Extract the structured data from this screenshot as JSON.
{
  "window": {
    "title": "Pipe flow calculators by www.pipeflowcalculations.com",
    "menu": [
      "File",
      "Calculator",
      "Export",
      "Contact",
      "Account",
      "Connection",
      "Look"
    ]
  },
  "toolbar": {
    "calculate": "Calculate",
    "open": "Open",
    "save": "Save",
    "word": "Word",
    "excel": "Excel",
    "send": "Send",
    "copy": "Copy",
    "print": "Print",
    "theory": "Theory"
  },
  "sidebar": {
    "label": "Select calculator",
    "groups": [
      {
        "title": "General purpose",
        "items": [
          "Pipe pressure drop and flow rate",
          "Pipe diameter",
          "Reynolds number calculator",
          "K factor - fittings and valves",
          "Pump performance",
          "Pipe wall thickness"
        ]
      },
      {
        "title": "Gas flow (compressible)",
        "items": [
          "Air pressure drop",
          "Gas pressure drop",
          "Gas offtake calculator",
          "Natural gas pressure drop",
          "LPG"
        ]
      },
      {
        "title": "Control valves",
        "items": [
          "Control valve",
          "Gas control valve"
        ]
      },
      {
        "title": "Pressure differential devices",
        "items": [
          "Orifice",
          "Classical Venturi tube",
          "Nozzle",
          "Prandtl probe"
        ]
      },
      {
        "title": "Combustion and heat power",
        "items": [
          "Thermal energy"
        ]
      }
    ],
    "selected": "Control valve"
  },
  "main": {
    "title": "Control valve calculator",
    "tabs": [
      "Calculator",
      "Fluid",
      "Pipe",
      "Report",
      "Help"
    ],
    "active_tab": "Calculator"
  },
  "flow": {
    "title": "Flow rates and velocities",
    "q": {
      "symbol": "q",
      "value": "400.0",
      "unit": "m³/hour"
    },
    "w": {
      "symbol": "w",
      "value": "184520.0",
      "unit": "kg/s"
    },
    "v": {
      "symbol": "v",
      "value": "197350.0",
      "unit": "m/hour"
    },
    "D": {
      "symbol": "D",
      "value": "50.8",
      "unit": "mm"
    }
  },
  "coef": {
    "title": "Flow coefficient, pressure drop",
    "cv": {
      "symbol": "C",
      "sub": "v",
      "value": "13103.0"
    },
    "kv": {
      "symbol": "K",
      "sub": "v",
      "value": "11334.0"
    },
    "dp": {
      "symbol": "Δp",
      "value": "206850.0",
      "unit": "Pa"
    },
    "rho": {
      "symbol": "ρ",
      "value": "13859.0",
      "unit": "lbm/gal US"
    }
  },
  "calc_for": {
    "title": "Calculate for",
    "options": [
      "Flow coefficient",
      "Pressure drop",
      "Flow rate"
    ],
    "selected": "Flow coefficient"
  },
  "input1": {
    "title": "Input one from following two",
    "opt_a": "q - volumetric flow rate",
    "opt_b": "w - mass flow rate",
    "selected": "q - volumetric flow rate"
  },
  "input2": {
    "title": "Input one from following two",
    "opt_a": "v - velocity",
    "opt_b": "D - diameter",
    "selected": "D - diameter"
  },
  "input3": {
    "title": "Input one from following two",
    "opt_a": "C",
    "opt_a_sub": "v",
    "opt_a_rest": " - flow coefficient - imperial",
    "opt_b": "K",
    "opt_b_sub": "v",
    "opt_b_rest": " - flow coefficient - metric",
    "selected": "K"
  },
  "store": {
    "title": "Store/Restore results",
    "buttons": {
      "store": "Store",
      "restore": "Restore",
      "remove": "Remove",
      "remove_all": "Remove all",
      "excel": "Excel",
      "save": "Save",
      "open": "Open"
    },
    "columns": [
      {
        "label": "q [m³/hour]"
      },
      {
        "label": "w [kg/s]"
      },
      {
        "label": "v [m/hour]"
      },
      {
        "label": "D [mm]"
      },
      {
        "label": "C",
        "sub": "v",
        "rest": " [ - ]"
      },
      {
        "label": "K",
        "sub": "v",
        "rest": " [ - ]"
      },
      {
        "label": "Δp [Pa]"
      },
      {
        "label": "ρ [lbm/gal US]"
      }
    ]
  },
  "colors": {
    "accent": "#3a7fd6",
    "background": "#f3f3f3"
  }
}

## The request
In the records, locate each line holding the string "Remove" and copy it.

## Solution for this task
      "remove": "Remove",
      "remove_all": "Remove all",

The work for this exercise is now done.